[Collection entries]
* start *

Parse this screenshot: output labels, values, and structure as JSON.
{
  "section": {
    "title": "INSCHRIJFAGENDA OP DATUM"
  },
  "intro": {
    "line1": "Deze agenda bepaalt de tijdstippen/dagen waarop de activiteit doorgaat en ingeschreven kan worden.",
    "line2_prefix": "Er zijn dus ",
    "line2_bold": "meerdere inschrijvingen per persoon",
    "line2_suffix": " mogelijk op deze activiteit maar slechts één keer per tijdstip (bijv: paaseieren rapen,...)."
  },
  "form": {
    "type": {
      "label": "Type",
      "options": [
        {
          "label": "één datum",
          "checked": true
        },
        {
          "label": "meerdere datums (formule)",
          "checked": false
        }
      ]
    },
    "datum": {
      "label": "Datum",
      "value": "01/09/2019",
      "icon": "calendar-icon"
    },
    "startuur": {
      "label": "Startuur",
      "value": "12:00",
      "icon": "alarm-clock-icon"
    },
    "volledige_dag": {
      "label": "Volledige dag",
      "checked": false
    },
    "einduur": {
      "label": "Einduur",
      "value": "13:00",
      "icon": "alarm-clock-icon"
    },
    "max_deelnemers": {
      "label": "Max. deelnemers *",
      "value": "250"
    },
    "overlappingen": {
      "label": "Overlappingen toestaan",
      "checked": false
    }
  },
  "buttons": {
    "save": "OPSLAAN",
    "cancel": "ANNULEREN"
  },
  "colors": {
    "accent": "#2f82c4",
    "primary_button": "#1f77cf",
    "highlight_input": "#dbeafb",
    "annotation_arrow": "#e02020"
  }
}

* end *

__Task prompt__: Output all of the data again. Match it exactly.

__Solution to the problem__:
Parse this screenshot: output labels, values, and structure as JSON.
{
  "section": {
    "title": "INSCHRIJFAGENDA OP DATUM"
  },
  "intro": {
    "line1": "Deze agenda bepaalt de tijdstippen/dagen waarop de activiteit doorgaat en ingeschreven kan worden.",
    "line2_prefix": "Er zijn dus ",
    "line2_bold": "meerdere inschrijvingen per persoon",
    "line2_suffix": " mogelijk op deze activiteit maar slechts één keer per tijdstip (bijv: paaseieren rapen,...)."
  },
  "form": {
    "type": {
      "label": "Type",
      "options": [
        {
          "label": "één datum",
          "checked": true
        },
        {
          "label": "meerdere datums (formule)",
          "checked": false
        }
      ]
    },
    "datum": {
      "label": "Datum",
      "value": "01/09/2019",
      "icon": "calendar-icon"
    },
    "startuur": {
      "label": "Startuur",
      "value": "12:00",
      "icon": "alarm-clock-icon"
    },
    "volledige_dag": {
      "label": "Volledige dag",
      "checked": false
    },
    "einduur": {
      "label": "Einduur",
      "value": "13:00",
      "icon": "alarm-clock-icon"
    },
    "max_deelnemers": {
      "label": "Max. deelnemers *",
      "value": "250"
    },
    "overlappingen": {
      "label": "Overlappingen toestaan",
      "checked": false
    }
  },
  "buttons": {
    "save": "OPSLAAN",
    "cancel": "ANNULEREN"
  },
  "colors": {
    "accent": "#2f82c4",
    "primary_button": "#1f77cf",
    "highlight_input": "#dbeafb",
    "annotation_arrow": "#e02020"
  }
}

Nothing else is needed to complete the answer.